Convert the lines of data starting at the line that contains "- y-tick-label: 20: [28, 224, 42, 239]" and ending at the line that contains "- x-tick-label: 2009-03-29: [278, 564, 345, 579]" into a numbered list, leaving out any blank lines.

The records =
>>>

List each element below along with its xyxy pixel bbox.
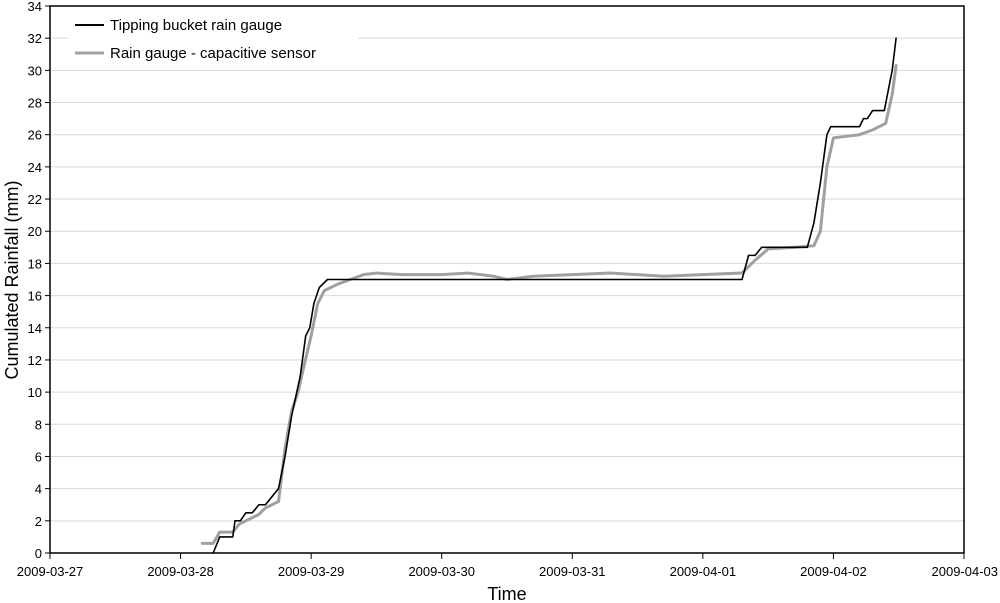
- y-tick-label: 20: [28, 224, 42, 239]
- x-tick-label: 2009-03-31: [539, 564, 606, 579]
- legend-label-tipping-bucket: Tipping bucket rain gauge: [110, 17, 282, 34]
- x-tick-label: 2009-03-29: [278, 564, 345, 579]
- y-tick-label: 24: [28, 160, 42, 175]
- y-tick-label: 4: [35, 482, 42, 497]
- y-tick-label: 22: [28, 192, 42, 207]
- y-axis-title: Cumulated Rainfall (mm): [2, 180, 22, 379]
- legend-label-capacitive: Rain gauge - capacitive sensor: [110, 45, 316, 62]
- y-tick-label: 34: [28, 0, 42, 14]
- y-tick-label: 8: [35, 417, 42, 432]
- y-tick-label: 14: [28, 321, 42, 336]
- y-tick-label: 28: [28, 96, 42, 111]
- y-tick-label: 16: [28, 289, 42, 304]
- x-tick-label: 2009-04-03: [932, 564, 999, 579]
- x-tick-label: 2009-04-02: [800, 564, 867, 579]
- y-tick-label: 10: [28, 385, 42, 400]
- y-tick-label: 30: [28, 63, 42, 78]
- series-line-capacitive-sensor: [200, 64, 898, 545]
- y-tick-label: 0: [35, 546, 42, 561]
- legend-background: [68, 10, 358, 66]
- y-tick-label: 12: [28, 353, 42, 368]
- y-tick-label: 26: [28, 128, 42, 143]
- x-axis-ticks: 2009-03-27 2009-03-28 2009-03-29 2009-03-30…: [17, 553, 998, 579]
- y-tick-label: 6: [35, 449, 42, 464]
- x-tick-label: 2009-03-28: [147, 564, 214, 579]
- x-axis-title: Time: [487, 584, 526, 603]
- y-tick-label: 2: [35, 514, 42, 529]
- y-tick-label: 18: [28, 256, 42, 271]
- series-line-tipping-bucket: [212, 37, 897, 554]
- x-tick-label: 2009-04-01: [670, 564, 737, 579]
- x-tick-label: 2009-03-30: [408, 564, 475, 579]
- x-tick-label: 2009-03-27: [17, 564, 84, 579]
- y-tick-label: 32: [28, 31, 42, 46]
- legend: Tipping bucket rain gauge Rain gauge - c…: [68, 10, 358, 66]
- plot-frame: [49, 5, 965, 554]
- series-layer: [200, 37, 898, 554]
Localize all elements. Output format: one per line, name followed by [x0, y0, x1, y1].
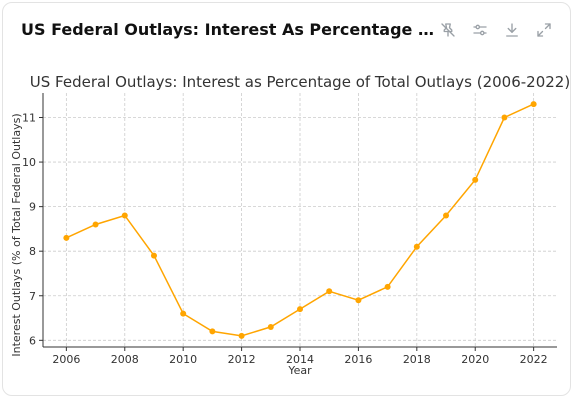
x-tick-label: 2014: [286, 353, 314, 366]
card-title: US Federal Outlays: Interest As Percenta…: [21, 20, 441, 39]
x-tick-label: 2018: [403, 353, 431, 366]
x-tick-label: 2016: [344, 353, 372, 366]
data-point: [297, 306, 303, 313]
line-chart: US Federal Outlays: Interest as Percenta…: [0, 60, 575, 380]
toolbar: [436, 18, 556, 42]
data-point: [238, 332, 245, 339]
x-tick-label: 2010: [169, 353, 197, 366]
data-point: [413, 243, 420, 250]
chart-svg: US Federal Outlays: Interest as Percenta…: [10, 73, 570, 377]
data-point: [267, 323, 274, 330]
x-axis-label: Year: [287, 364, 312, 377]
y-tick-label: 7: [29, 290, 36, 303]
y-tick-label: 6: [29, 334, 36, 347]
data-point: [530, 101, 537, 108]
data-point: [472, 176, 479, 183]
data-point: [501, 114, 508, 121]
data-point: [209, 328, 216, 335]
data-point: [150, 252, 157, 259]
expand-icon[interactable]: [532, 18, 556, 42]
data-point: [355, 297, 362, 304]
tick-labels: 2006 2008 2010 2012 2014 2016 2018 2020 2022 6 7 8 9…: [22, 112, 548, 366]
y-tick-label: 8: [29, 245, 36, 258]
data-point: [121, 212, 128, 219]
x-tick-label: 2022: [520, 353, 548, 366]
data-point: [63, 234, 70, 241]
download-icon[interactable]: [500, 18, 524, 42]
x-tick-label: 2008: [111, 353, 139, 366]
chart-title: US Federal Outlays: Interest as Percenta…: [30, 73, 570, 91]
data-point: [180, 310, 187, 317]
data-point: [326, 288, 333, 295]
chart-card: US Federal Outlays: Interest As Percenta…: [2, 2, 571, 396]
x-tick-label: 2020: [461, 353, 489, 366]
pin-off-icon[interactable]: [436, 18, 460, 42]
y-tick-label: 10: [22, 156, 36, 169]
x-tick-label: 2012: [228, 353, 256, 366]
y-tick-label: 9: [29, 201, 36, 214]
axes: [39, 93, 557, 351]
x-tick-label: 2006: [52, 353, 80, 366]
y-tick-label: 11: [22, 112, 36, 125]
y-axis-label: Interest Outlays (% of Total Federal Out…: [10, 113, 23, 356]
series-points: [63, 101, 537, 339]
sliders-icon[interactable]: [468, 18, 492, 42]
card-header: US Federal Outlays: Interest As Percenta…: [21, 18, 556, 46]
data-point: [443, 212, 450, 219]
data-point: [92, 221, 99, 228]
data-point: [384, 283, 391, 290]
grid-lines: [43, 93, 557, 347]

<<<

Task output =
1. - y-tick-label: 20: [28, 224, 42, 239]
2. - x-tick-label: 2009-03-31: [539, 564, 606, 579]
3. - legend-label-tipping-bucket: Tipping bucket rain gauge: [110, 17, 282, 34]
4. - x-tick-label: 2009-03-29: [278, 564, 345, 579]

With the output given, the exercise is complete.